■ TASK REQUIREMENTS:
Find the string "caption" in the records. Copy every line it appears in.

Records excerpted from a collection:
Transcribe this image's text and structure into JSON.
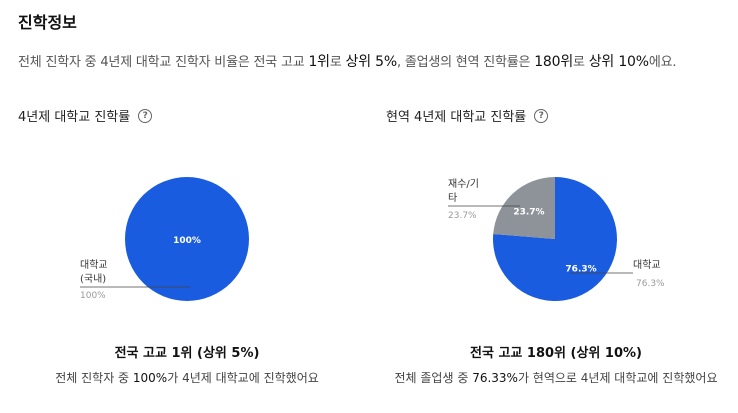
{
  "section_title": "진학정보",
  "summary": {
    "p1": "전체 진학자 중 4년제 대학교 진학자 비율은 전국 고교 ",
    "e1": "1위",
    "p2": "로 ",
    "e2": "상위 5%",
    "p3": ", 졸업생의 현역 진학률은 ",
    "e3": "180위",
    "p4": "로 ",
    "e4": "상위 10%",
    "p5": "에요."
  },
  "help_icon": "question-circle-icon",
  "colors": {
    "blue": "#1a5ce0",
    "gray": "#8e9399"
  },
  "chart_data": [
    {
      "type": "pie",
      "title": "4년제 대학교 진학률",
      "slices": [
        {
          "label": "대학교\n(국내)",
          "value": 100,
          "value_label": "100%",
          "outside_value": "100%",
          "color": "#1a5ce0"
        }
      ],
      "caption": "전국 고교 1위 (상위 5%)",
      "desc": {
        "p1": "전체 진학자 중 ",
        "em": "100%",
        "p2": "가 4년제 대학교에 진학했어요"
      }
    },
    {
      "type": "pie",
      "title": "현역 4년제 대학교 진학률",
      "slices": [
        {
          "label": "대학교",
          "value": 76.3,
          "value_label": "76.3%",
          "outside_value": "76.3%",
          "color": "#1a5ce0"
        },
        {
          "label": "재수/기\n타",
          "value": 23.7,
          "value_label": "23.7%",
          "outside_value": "23.7%",
          "color": "#8e9399"
        }
      ],
      "caption": "전국 고교 180위 (상위 10%)",
      "desc": {
        "p1": "전체 졸업생 중 ",
        "em": "76.33%",
        "p2": "가 현역으로 4년제 대학교에 진학했어요"
      }
    }
  ]
}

■ EXERCISE ANSWER:
      "caption": "전국 고교 1위 (상위 5%)",
      "caption": "전국 고교 180위 (상위 10%)",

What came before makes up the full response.